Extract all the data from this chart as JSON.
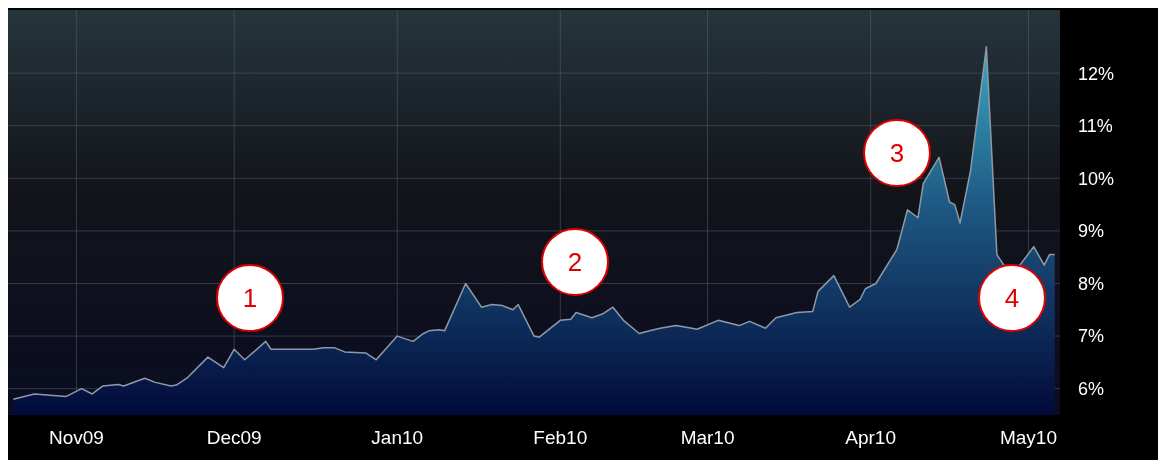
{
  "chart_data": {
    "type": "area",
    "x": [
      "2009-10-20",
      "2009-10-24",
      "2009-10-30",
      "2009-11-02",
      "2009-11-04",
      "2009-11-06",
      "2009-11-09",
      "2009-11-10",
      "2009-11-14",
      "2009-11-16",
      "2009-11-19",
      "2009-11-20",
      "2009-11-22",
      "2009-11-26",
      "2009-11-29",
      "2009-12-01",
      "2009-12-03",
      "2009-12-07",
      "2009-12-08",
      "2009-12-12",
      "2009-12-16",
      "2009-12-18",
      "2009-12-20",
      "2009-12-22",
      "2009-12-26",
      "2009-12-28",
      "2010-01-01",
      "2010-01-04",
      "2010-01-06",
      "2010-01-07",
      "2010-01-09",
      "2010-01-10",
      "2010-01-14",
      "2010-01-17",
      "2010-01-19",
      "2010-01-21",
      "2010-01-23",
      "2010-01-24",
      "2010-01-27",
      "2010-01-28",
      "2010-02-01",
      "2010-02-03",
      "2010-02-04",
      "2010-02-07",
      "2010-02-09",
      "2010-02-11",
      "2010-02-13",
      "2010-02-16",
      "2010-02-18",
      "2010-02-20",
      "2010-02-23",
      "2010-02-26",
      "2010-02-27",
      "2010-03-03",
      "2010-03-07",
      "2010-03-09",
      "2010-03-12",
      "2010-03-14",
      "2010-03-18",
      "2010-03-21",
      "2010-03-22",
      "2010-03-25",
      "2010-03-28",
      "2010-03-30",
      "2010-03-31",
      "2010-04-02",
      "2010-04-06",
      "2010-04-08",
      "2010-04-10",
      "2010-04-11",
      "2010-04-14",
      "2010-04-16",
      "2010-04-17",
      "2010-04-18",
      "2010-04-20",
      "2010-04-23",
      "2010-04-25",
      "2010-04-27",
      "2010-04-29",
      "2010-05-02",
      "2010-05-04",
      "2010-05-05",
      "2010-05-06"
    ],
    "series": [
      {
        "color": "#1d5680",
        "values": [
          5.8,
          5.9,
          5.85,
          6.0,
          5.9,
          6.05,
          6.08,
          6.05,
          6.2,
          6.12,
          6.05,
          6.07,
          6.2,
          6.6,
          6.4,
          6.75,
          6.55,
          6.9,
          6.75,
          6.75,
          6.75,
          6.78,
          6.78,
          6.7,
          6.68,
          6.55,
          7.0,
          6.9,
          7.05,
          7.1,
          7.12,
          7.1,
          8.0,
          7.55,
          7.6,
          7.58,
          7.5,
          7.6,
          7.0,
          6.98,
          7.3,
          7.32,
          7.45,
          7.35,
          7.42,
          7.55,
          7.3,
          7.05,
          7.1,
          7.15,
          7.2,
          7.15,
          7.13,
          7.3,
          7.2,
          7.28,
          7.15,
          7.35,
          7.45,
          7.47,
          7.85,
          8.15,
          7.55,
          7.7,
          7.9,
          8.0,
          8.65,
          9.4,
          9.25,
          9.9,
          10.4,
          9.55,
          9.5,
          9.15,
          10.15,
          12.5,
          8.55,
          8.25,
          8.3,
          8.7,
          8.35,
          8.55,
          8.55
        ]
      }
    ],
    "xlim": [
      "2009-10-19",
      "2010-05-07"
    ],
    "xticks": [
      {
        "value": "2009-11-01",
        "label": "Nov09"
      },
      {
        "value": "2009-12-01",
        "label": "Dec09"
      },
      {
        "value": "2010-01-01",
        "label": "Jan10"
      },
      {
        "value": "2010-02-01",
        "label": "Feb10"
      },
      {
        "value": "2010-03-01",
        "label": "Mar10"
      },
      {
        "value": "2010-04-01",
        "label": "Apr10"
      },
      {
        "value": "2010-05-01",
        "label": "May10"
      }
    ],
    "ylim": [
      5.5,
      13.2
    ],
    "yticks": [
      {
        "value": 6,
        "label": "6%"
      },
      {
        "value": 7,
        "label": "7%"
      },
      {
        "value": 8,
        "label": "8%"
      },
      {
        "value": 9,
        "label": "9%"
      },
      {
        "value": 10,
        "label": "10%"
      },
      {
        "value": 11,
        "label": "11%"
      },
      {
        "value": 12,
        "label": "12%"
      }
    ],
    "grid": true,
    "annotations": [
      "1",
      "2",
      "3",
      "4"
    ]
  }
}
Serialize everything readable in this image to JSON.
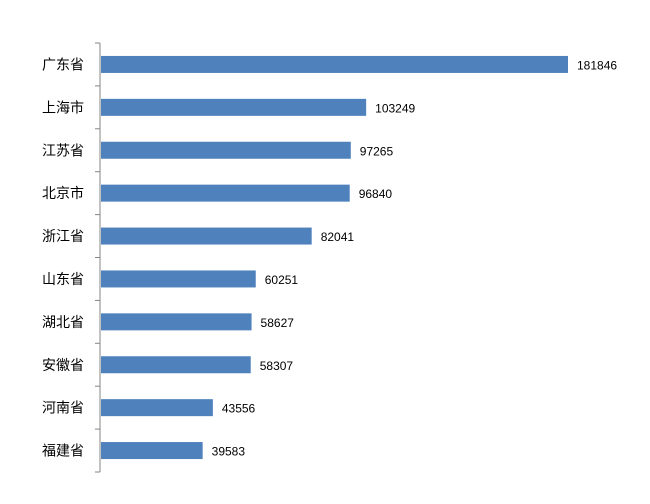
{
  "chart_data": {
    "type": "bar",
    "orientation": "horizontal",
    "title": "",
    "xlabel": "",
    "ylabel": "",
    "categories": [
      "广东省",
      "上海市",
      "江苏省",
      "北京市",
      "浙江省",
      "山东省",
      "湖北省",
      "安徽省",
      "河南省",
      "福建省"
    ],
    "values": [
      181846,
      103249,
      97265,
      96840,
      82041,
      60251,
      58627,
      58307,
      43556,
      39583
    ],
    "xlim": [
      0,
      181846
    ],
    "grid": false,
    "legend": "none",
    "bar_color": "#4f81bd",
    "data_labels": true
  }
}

◇ ◇ ◇

PROBLEM STATEMENT: Omit the pictures. Output every record above word for word.

SOLUTION TO THE PROBLEM:
Extract all the data from this chart as JSON.
{
  "chart_data": {
    "type": "area",
    "x": [
      "2009-10-20",
      "2009-10-24",
      "2009-10-30",
      "2009-11-02",
      "2009-11-04",
      "2009-11-06",
      "2009-11-09",
      "2009-11-10",
      "2009-11-14",
      "2009-11-16",
      "2009-11-19",
      "2009-11-20",
      "2009-11-22",
      "2009-11-26",
      "2009-11-29",
      "2009-12-01",
      "2009-12-03",
      "2009-12-07",
      "2009-12-08",
      "2009-12-12",
      "2009-12-16",
      "2009-12-18",
      "2009-12-20",
      "2009-12-22",
      "2009-12-26",
      "2009-12-28",
      "2010-01-01",
      "2010-01-04",
      "2010-01-06",
      "2010-01-07",
      "2010-01-09",
      "2010-01-10",
      "2010-01-14",
      "2010-01-17",
      "2010-01-19",
      "2010-01-21",
      "2010-01-23",
      "2010-01-24",
      "2010-01-27",
      "2010-01-28",
      "2010-02-01",
      "2010-02-03",
      "2010-02-04",
      "2010-02-07",
      "2010-02-09",
      "2010-02-11",
      "2010-02-13",
      "2010-02-16",
      "2010-02-18",
      "2010-02-20",
      "2010-02-23",
      "2010-02-26",
      "2010-02-27",
      "2010-03-03",
      "2010-03-07",
      "2010-03-09",
      "2010-03-12",
      "2010-03-14",
      "2010-03-18",
      "2010-03-21",
      "2010-03-22",
      "2010-03-25",
      "2010-03-28",
      "2010-03-30",
      "2010-03-31",
      "2010-04-02",
      "2010-04-06",
      "2010-04-08",
      "2010-04-10",
      "2010-04-11",
      "2010-04-14",
      "2010-04-16",
      "2010-04-17",
      "2010-04-18",
      "2010-04-20",
      "2010-04-23",
      "2010-04-25",
      "2010-04-27",
      "2010-04-29",
      "2010-05-02",
      "2010-05-04",
      "2010-05-05",
      "2010-05-06"
    ],
    "series": [
      {
        "color": "#1d5680",
        "values": [
          5.8,
          5.9,
          5.85,
          6.0,
          5.9,
          6.05,
          6.08,
          6.05,
          6.2,
          6.12,
          6.05,
          6.07,
          6.2,
          6.6,
          6.4,
          6.75,
          6.55,
          6.9,
          6.75,
          6.75,
          6.75,
          6.78,
          6.78,
          6.7,
          6.68,
          6.55,
          7.0,
          6.9,
          7.05,
          7.1,
          7.12,
          7.1,
          8.0,
          7.55,
          7.6,
          7.58,
          7.5,
          7.6,
          7.0,
          6.98,
          7.3,
          7.32,
          7.45,
          7.35,
          7.42,
          7.55,
          7.3,
          7.05,
          7.1,
          7.15,
          7.2,
          7.15,
          7.13,
          7.3,
          7.2,
          7.28,
          7.15,
          7.35,
          7.45,
          7.47,
          7.85,
          8.15,
          7.55,
          7.7,
          7.9,
          8.0,
          8.65,
          9.4,
          9.25,
          9.9,
          10.4,
          9.55,
          9.5,
          9.15,
          10.15,
          12.5,
          8.55,
          8.25,
          8.3,
          8.7,
          8.35,
          8.55,
          8.55
        ]
      }
    ],
    "xlim": [
      "2009-10-19",
      "2010-05-07"
    ],
    "xticks": [
      {
        "value": "2009-11-01",
        "label": "Nov09"
      },
      {
        "value": "2009-12-01",
        "label": "Dec09"
      },
      {
        "value": "2010-01-01",
        "label": "Jan10"
      },
      {
        "value": "2010-02-01",
        "label": "Feb10"
      },
      {
        "value": "2010-03-01",
        "label": "Mar10"
      },
      {
        "value": "2010-04-01",
        "label": "Apr10"
      },
      {
        "value": "2010-05-01",
        "label": "May10"
      }
    ],
    "ylim": [
      5.5,
      13.2
    ],
    "yticks": [
      {
        "value": 6,
        "label": "6%"
      },
      {
        "value": 7,
        "label": "7%"
      },
      {
        "value": 8,
        "label": "8%"
      },
      {
        "value": 9,
        "label": "9%"
      },
      {
        "value": 10,
        "label": "10%"
      },
      {
        "value": 11,
        "label": "11%"
      },
      {
        "value": 12,
        "label": "12%"
      }
    ],
    "grid": true,
    "annotations": [
      "1",
      "2",
      "3",
      "4"
    ]
  }
}
Serialize everything readable in this image to JSON.
{
  "chart_data": {
    "type": "bar",
    "orientation": "horizontal",
    "title": "",
    "xlabel": "",
    "ylabel": "",
    "categories": [
      "广东省",
      "上海市",
      "江苏省",
      "北京市",
      "浙江省",
      "山东省",
      "湖北省",
      "安徽省",
      "河南省",
      "福建省"
    ],
    "values": [
      181846,
      103249,
      97265,
      96840,
      82041,
      60251,
      58627,
      58307,
      43556,
      39583
    ],
    "xlim": [
      0,
      181846
    ],
    "grid": false,
    "legend": "none",
    "bar_color": "#4f81bd",
    "data_labels": true
  }
}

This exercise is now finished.